• FRAGMENTO DEL TEXTO:
----
Modulando la lengua a la medida de las piedras, con un ritmo que evoca el rodado de los cantos modelados por los ríos, Piedras busca hacer de todas y cada una de las piedras la concentración exacta de lo incomprensible. O de lo impenetrable. O de lo insensible, dichosa esa piedra dura.... O de lo que se parte y deja ver en su interior algo que no es piedra, que es agua, aire, madera, planta, animal, tiempo, quién sabe. Eso que parece saber guardar en lo íntimo lo que no es suyo. Pero qué tentación esa la de hablar de saber, de propiedad, de otredad. La piedra, su cuento, es acaso ese cuento de la dureza que Ponge decía que usábamos nunca para hablar de la piedra en sí sino para intentar decir algo de los corazones duros de hombres y las mujeres. La piedra sin su cuento se abre al canto. Un canto raro. Un canto sin estridencias.
Con todo, la piedra, o mejor esa piedra –la del camino, la del zapato, la del riñón, la que se arroja al río, la que se junta sin por qué, la que se saborea en la boca, la que pisa los papeles, la que se mueve enloquecida– ostenta su permanencia y así, tan insensible cuanto insensata, se burla de lo perecedero y parece decirnos que ella sí estará ahí cuando lo demás no. Esa piedra, cualquiera sea, se mostrará aquí como la condensación material de lo imposible, de lo inexperimentable, del exceso ante el que los cuerpos ceden en la forma de un corazón que se parte, de una mano que concede su fuerza, de una mirada que talla su desconsuelo.
----
• LISTADO DE DATOS:

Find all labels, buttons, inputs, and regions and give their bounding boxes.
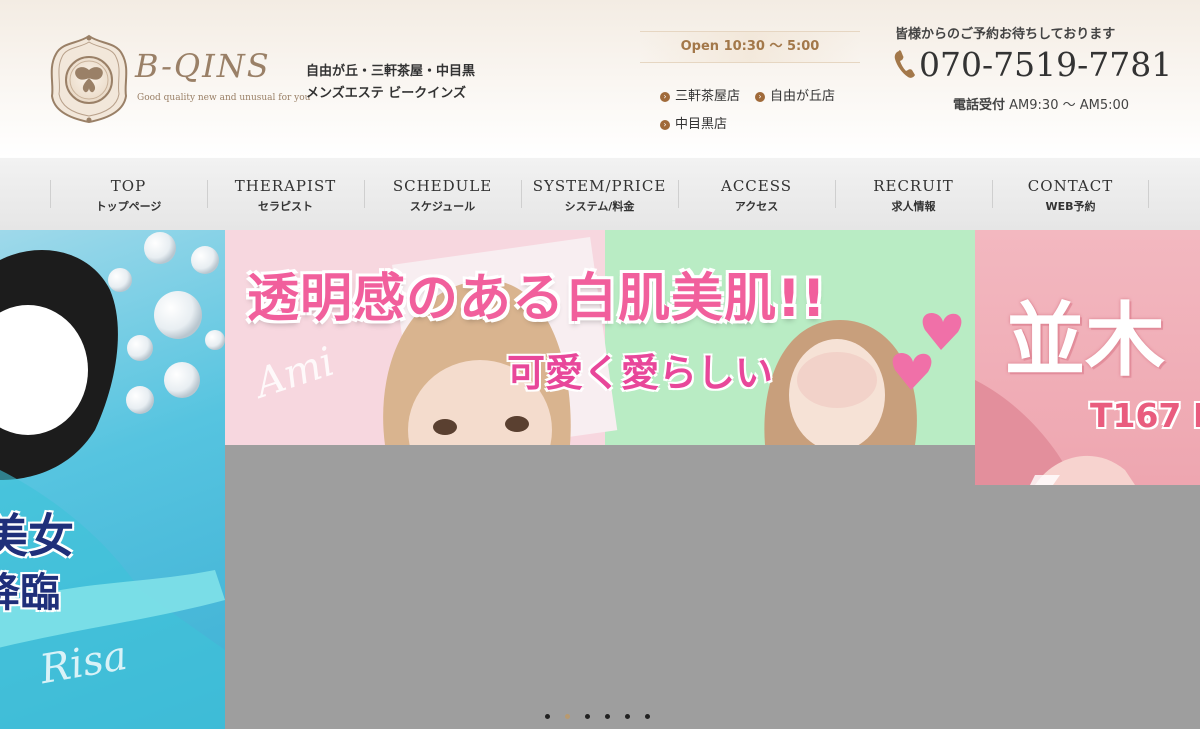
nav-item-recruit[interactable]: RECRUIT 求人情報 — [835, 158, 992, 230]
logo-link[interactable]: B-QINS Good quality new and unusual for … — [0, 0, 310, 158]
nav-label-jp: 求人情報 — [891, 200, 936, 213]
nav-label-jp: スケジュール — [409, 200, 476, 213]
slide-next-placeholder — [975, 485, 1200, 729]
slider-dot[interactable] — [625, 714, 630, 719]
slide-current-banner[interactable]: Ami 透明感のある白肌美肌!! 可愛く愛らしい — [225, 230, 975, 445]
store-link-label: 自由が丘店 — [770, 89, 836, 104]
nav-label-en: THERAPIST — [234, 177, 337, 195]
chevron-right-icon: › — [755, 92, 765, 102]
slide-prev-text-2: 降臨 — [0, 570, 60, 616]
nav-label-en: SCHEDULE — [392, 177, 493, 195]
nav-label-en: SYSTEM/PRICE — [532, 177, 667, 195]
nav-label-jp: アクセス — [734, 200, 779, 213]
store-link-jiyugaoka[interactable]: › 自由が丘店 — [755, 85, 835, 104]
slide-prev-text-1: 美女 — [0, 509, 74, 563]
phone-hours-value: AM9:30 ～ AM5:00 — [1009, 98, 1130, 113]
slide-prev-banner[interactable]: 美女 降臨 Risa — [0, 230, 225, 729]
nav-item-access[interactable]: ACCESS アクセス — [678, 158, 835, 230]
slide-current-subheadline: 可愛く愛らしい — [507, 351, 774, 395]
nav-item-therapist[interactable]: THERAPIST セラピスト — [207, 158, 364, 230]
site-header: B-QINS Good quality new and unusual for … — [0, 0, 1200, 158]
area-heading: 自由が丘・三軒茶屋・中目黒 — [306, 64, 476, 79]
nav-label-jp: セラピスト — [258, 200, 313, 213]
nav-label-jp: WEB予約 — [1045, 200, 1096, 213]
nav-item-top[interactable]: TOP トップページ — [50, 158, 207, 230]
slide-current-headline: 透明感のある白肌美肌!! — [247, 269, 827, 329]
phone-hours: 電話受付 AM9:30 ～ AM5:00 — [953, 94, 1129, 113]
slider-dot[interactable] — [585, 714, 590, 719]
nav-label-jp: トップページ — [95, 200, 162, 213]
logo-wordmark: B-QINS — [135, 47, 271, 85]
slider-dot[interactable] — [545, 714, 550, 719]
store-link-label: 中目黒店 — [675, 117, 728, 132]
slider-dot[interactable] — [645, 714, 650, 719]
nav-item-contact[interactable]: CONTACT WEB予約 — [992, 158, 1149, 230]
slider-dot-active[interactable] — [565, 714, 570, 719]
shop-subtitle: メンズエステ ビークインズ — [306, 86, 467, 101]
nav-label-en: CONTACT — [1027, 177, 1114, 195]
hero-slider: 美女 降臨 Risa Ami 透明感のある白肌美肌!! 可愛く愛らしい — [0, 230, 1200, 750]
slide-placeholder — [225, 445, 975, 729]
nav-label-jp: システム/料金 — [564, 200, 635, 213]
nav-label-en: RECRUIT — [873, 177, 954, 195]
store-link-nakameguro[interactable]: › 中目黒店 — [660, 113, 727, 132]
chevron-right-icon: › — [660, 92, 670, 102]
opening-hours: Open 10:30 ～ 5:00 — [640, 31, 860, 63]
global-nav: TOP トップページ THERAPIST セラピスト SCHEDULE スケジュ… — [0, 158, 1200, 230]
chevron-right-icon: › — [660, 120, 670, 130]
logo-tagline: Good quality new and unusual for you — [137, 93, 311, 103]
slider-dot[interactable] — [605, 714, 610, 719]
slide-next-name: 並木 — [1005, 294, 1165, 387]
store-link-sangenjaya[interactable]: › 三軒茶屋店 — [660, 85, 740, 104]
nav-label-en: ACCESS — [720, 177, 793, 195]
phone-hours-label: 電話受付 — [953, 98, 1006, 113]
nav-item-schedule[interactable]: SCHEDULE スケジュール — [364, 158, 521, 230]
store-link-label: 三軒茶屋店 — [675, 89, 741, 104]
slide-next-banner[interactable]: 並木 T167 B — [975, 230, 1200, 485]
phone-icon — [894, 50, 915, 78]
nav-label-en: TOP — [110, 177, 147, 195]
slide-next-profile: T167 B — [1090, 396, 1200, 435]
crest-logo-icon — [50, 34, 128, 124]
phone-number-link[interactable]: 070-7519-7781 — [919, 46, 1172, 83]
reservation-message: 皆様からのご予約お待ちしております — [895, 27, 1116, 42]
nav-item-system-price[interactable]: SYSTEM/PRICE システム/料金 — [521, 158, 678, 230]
----
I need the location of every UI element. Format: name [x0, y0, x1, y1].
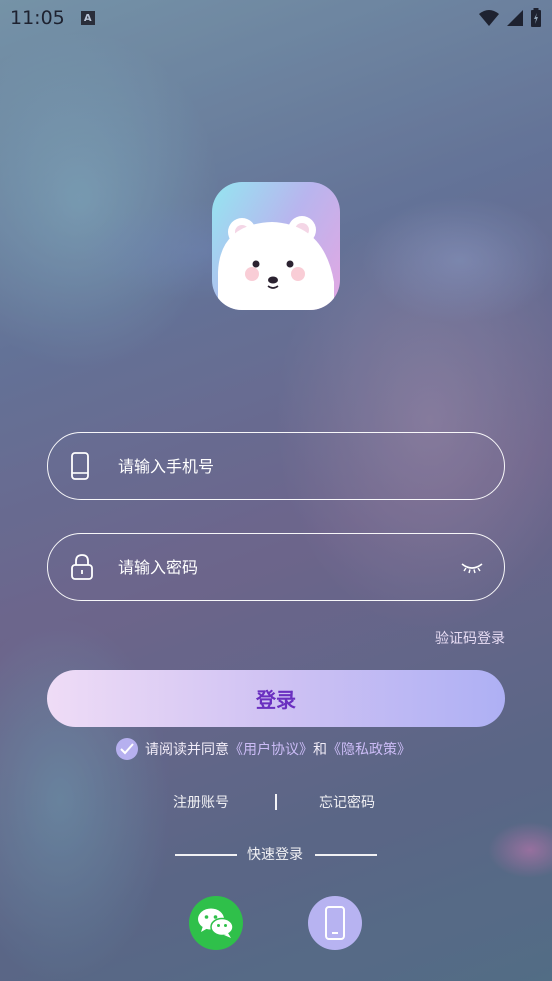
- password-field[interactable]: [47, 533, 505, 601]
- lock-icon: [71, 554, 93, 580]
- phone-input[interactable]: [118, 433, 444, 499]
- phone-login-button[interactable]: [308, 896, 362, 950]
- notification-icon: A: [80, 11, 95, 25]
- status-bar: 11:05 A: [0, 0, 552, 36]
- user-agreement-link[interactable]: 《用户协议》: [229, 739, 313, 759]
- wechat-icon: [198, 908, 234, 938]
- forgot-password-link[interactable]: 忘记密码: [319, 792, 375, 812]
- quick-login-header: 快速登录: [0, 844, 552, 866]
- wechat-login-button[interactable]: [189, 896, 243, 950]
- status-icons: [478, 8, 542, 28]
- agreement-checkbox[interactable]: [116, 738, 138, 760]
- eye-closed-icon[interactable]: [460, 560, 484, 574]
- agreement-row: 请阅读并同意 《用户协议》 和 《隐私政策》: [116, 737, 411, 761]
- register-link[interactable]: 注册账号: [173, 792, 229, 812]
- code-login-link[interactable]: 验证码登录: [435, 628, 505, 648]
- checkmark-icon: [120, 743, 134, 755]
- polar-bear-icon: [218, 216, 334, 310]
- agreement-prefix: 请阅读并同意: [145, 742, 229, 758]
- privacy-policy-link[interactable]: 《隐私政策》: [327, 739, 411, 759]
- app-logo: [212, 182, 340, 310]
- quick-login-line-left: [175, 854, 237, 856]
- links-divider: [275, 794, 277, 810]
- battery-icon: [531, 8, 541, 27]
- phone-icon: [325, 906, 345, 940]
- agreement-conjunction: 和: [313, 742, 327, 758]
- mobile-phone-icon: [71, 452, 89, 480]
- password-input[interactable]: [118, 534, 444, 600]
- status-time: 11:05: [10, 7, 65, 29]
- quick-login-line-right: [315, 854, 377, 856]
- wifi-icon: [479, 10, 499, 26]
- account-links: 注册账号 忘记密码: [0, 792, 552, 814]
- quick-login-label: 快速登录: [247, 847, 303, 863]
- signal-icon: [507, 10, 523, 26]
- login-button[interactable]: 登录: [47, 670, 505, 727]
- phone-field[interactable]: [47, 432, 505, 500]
----
• DESAFÍO 1: Enumera lo que, según el texto sobre las piedras, se deja ver en el interior de la piedra que se parte y que no es piedra.
• DESAFÍO 2: Localiza en los registros cada línea que contenga la cadena "header" y cópiala.
El texto y los registros no guardan relación entre sí.

• RESPUESTA ESCRITA 1: El texto nombra agua, aire, madera, planta, animal y tiempo.

• RESPUESTA ESCRITA 2:
site-header: B-QINS Good quality new and unusual for … — [0, 0, 1200, 158]
- quick-login-header: 快速登录: [0, 844, 552, 866]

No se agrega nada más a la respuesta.